Passage shown
((

Indicates a record that is a record type. We can also write this out in the code as:
Z "40" (N 2) "recordtype 95" " enregistrement de type 95" Byte "Recordtype" "95" "Always 95"
It is not much longer (copy / paste is your friend here), but a lot clearer on what it means. So in the same style, I defined Mutuality
:
let Mutuality zone =
Z zone (N 3) "Nummer mutualiteit" "Numéro de Mutualité" Int "MutualityNumber" "" ""
And again:
Mutuality "401"
indicates very clearly what we mean here. I made some more:
let Errorcode zone =
let nzone = normalizeName zone
Z zone (N 2) "Code fout" "Code érreur" Error ("Error" + nzone) "0" ""
let Reserved l zone =
let nzone = normalizeName zone
let dft = match l.ltype with
| A -> sprintf "new string(' ', %d)" l.length
| N -> sprintf "new string('0', %d)" l.length
| S -> sprintf "'+' + new string('0', %d)" (l.length - 1)
Z zone l "Reserve" "Reserve" String ("Reserved" + nzone) dft ""
As you can see, a reserved zone can only be of datatypes
A | N | S. For each of the cases, I defined the outcome. No more need to think about what kind of attributes need to be generated, and it is clear that this is a zone that is there as a filler, in case more zones would be needed in the future (remember, this is an archaic format).
This now gives us a (domain specific) language to describe the records, for example:
Recordtype 95 "400"
Errorcode "4001"
Mutuality "401"
Errorcode "4011"
Z "402" (N 12) "Nummer van verzamelfactuur"
"Numéro de facture récapitulative" String "RecapInvoiceNumber" "" ""
Errorcode "4021"
Reserved (N 257) "413"
Now we have a way to describe the zones in the flat file that will be converted into properties in a C# class. Let’s extend the DSL to include classes. In the eFact documentation, there are some predefined structures called segments. A segment has a name and is composed of 1 or more zones. These segments will be put together in a class. So a class is a named collection of segments, and a segment is a named collection of zones. A class can also inherit from another class, which saves some more typing. A namespace is a named collection of classes, and finally a program (I didn’t find a better name for this) is composed of namespaces, and has a filename.
Here are the definitions:
type Segment = { name: string; zones: Zone list }
type Interface = { name: string; lines: string list }
type Record = { name: string; inherits: Record option;
implements: Interface list; segments: Segment list }
type Namespace = { name: string; records: Record list }
type Program = { filename: string; baseNamespace: string; namespaces: Namespace list }
Let’s define a small program:
let segment200 =
{
name= "segment200";
zones=
[
Z "200" (N 6) "Naam van het bericht" "Nom du message" Int "
MessageName" "920000" "920000|920900|..."
Errorcode "2001"
Z "201" (N 2) "Versienummer formaat van het bericht"
"N° version du format du message" Byte " MessageVersionNumber" "" "2"
Errorcode "2011"
Z "205" (N 14) "Referentie bericht VI"
"Reference du message OA" String " ReferenceOA" "" ""
Errorcode "2051"
Reserved (N 15) "206"
]
}
let segment300 =
{
name= "segment300";
zones=
[
Z "300a" (N 4) "Factureringsjaar" "Année de facturation" Int "YearBilled" "" ""

))

Extracted records
((

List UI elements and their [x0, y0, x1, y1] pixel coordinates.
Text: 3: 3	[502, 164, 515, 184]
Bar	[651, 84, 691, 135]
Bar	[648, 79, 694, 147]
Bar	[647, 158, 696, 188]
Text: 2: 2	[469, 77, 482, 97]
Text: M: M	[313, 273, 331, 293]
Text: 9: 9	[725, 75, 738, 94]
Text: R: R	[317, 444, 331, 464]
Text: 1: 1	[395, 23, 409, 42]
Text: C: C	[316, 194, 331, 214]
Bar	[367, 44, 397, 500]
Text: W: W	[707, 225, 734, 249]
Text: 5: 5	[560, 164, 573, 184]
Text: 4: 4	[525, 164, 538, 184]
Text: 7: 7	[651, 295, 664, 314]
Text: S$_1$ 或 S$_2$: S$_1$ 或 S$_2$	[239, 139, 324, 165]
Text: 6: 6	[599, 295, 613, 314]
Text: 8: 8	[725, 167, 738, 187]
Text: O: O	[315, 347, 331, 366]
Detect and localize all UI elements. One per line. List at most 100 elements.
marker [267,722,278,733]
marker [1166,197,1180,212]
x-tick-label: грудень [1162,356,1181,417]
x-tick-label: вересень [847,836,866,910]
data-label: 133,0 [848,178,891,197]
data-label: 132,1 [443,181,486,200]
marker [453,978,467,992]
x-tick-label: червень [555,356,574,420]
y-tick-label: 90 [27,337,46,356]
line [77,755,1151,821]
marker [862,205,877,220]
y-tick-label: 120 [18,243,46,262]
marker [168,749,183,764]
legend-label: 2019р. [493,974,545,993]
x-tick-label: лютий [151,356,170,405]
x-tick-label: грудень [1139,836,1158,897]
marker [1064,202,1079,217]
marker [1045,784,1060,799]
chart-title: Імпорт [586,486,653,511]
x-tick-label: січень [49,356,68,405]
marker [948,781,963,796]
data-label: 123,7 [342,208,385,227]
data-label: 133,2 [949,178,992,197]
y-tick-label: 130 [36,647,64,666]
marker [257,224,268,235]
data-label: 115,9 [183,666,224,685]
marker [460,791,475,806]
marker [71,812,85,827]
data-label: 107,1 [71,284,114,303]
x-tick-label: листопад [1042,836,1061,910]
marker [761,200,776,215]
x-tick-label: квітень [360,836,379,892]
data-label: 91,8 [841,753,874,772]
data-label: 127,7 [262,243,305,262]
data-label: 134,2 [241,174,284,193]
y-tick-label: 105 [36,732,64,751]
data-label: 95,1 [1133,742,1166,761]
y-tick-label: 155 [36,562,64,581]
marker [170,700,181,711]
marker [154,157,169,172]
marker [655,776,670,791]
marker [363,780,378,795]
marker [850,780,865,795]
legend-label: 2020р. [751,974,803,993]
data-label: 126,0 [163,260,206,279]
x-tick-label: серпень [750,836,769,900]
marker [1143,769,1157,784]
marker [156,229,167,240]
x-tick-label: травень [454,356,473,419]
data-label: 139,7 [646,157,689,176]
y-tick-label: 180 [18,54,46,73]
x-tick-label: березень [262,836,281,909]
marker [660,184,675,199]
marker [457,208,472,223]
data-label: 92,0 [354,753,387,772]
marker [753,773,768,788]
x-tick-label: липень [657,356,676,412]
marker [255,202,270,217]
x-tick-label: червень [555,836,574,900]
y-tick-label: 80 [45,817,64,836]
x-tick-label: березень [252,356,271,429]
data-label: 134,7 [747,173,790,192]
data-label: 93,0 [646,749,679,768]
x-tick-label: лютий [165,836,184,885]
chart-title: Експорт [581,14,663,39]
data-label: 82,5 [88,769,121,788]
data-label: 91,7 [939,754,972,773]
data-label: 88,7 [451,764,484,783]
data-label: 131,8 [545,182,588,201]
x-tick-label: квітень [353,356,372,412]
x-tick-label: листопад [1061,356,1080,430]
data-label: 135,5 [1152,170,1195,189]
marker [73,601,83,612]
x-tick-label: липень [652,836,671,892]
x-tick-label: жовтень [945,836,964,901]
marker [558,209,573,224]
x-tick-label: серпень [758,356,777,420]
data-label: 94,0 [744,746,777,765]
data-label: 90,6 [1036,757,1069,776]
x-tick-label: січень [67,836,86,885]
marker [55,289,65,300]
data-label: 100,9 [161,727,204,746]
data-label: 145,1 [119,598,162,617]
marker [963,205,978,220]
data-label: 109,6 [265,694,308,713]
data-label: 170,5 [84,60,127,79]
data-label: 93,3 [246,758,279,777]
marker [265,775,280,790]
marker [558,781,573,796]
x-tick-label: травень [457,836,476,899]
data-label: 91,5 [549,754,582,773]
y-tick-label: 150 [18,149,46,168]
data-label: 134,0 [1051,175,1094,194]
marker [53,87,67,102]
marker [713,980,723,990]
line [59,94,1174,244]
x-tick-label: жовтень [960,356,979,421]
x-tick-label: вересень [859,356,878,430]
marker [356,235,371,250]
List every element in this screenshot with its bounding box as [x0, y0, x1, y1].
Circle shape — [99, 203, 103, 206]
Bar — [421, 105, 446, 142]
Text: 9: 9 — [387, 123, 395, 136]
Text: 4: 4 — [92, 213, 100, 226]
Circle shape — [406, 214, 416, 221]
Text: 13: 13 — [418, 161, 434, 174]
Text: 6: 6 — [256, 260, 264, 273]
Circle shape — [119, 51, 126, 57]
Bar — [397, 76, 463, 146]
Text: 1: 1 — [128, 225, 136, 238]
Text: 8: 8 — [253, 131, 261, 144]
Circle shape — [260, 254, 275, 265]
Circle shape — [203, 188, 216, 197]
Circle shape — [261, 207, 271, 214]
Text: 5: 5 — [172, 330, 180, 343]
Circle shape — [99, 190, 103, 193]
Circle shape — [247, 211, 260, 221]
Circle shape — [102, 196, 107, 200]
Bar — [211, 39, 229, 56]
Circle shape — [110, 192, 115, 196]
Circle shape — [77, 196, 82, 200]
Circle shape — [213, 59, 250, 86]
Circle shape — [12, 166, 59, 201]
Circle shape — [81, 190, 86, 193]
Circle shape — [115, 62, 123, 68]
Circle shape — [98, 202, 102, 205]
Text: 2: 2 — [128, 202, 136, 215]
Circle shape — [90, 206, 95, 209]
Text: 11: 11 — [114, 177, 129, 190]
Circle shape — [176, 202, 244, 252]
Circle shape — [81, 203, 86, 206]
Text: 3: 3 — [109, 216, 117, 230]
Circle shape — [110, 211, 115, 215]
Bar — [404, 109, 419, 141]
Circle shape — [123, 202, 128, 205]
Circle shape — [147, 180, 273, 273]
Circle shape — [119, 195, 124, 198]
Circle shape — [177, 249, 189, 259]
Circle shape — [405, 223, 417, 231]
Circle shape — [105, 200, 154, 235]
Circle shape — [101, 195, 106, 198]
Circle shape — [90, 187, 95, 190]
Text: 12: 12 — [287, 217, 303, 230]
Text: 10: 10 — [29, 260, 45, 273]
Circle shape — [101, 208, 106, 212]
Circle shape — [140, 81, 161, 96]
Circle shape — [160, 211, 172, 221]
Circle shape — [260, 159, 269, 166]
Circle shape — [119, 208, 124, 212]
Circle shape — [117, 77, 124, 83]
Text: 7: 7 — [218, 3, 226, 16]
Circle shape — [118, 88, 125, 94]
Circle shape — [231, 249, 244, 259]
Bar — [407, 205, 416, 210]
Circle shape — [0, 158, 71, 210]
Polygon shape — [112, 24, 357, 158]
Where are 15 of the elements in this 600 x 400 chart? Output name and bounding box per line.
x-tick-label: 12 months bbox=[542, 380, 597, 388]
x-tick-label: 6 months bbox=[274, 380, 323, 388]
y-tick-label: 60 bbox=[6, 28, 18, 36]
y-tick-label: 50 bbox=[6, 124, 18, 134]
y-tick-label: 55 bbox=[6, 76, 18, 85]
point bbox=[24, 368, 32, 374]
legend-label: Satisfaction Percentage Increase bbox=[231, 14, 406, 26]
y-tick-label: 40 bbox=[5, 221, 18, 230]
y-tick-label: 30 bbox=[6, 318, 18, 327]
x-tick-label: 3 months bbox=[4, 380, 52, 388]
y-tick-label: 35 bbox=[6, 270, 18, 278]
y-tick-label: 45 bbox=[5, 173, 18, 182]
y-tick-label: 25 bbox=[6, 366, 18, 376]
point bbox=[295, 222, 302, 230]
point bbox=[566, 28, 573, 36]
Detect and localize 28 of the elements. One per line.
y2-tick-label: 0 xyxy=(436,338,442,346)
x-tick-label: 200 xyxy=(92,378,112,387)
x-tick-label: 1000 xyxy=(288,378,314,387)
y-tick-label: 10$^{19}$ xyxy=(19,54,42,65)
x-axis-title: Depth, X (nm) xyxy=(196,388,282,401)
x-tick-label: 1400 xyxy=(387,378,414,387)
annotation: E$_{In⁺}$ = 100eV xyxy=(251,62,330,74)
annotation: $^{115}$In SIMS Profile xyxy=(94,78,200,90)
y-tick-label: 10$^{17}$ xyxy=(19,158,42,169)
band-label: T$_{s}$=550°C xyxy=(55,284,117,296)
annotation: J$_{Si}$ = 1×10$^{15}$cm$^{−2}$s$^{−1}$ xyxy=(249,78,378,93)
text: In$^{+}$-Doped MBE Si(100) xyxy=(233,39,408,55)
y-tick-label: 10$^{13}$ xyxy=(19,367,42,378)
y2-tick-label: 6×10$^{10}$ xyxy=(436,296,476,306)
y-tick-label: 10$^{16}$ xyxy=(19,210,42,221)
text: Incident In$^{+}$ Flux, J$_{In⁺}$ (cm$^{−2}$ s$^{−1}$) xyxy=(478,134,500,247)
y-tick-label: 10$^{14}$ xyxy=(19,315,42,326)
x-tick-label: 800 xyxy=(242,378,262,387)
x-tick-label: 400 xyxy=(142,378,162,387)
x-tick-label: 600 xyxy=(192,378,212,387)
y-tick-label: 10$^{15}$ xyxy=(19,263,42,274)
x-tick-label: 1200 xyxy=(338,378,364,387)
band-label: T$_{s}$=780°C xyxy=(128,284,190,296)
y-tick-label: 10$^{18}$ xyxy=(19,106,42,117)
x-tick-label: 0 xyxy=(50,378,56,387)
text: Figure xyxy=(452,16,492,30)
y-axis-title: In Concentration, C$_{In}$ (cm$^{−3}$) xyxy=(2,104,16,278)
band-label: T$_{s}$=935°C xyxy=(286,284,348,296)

))

Goals
A. Can you echo the entries, from their first line through the line containing "data-label: 95,1 [1133,742,1166,761]", inclusive?
B. How would the text on the F# language for describing eFact records carry on from where it stops?
The text and the entries have nothing to do with each other.

Task answers
A.
List UI elements and their [x0, y0, x1, y1] pixel coordinates.
Text: 3: 3	[502, 164, 515, 184]
Bar	[651, 84, 691, 135]
Bar	[648, 79, 694, 147]
Bar	[647, 158, 696, 188]
Text: 2: 2	[469, 77, 482, 97]
Text: M: M	[313, 273, 331, 293]
Text: 9: 9	[725, 75, 738, 94]
Text: R: R	[317, 444, 331, 464]
Text: 1: 1	[395, 23, 409, 42]
Text: C: C	[316, 194, 331, 214]
Bar	[367, 44, 397, 500]
Text: W: W	[707, 225, 734, 249]
Text: 5: 5	[560, 164, 573, 184]
Text: 4: 4	[525, 164, 538, 184]
Text: 7: 7	[651, 295, 664, 314]
Text: S$_1$ 或 S$_2$: S$_1$ 或 S$_2$	[239, 139, 324, 165]
Text: 6: 6	[599, 295, 613, 314]
Text: 8: 8	[725, 167, 738, 187]
Text: O: O	[315, 347, 331, 366]
Detect and localize all UI elements. One per line. List at most 100 elements.
marker [267,722,278,733]
marker [1166,197,1180,212]
x-tick-label: грудень [1162,356,1181,417]
x-tick-label: вересень [847,836,866,910]
data-label: 133,0 [848,178,891,197]
data-label: 132,1 [443,181,486,200]
marker [453,978,467,992]
x-tick-label: червень [555,356,574,420]
y-tick-label: 90 [27,337,46,356]
line [77,755,1151,821]
marker [862,205,877,220]
y-tick-label: 120 [18,243,46,262]
marker [168,749,183,764]
legend-label: 2019р. [493,974,545,993]
x-tick-label: лютий [151,356,170,405]
x-tick-label: грудень [1139,836,1158,897]
marker [1064,202,1079,217]
marker [1045,784,1060,799]
chart-title: Імпорт [586,486,653,511]
x-tick-label: січень [49,356,68,405]
marker [948,781,963,796]
data-label: 123,7 [342,208,385,227]
data-label: 133,2 [949,178,992,197]
y-tick-label: 130 [36,647,64,666]
marker [257,224,268,235]
data-label: 115,9 [183,666,224,685]
marker [460,791,475,806]
marker [71,812,85,827]
data-label: 107,1 [71,284,114,303]
x-tick-label: листопад [1042,836,1061,910]
marker [761,200,776,215]
x-tick-label: квітень [360,836,379,892]
data-label: 91,8 [841,753,874,772]
data-label: 127,7 [262,243,305,262]
data-label: 134,2 [241,174,284,193]
y-tick-label: 105 [36,732,64,751]
data-label: 95,1 [1133,742,1166,761]

B.
Z "300b" (N 2) "Factureringsmaand" "Mois de facturation" Byte "MonthBilled" "" ""
Errorcode "3001"
Z "301" (N 3) "Nummer van de verzendingen" "Numero d''envoi" Int " RequestNr" "" ""
Errorcode "3011"
Z "302" (N 8) "Datum opmaak factuur"
"Date de création de facture" DateTime " Creationdate" "" ""
Errorcode "3021"
Z "309" (N 2) "Type facturering" "Type facturation" Byte "Invoicingtype" "" ""
Errorcode "3091"
]
}
let fileInfoBase =
{
name= "FileInfoBase";
inherits = None;
implements = [];
segments=
[
segment200
segment300
]
}
let fileInfo =
{
name= "FileInfo";
inherits = Some fileInfoBase;
implements = [];
segments=
[
segment300a
]
}
let namespaceRequests =
{
name="Requests";
records=
[
fileInfoBase
fileInfo
]
}
let namespaceSettlement =
{
name="Settlement";
records=
[
]
}
let prog =
{
filename="eFact.cs";
baseNamespace="HdmpCloud.eHealth.eFact.Serializer.Recordformats.";
namespaces =
[
namespaceRequests
namespaceSettlement
]
}
As you can see, the definition of all the needed datatypes
is about 10 lines, and very readable:
type Datatypes = Bool | CRC | Byte | Short | Int | DateTime | Time |
String | Money | AmbHos | Gender | Error
type LengthType = A | N | S
type Length = { ltype: LengthType; length: int }
type Zone = { zone: string; length: Length; nl: string; fr: string;
datatype: Datatypes; name: string; defaultvalue: string; comments: string}
type Segment = { name: string; zones: Zone list }
type Interface = { name: string; lines: string list }
type Record = { name: string; inherits: Record option; implements: Interface list;
segments: Segment list }
type Namespace = { name: string; records: Record list }
type Program = { filename: string; baseNamespace: string; namespaces: Namespace list }
Then we defined some helper functions to make the definition of the zones a bit easier, and to give it semantic meaning. And now we have described the zones, segments, records, namespaces and the program. This is done in about 1000 lines of code.
Let’s Generate Some C#
Nice. We have described our language (DSL), and we have described what our C# classes should look like. We can compile this program, and if it succeeds, we know that the program in our DSL is syntactically correct. Time to generate the code, so this becomes useful.
To start, let’s output a Zone
. This will be output as a property
in a C# class. Don’t mind the pos
parameter yet.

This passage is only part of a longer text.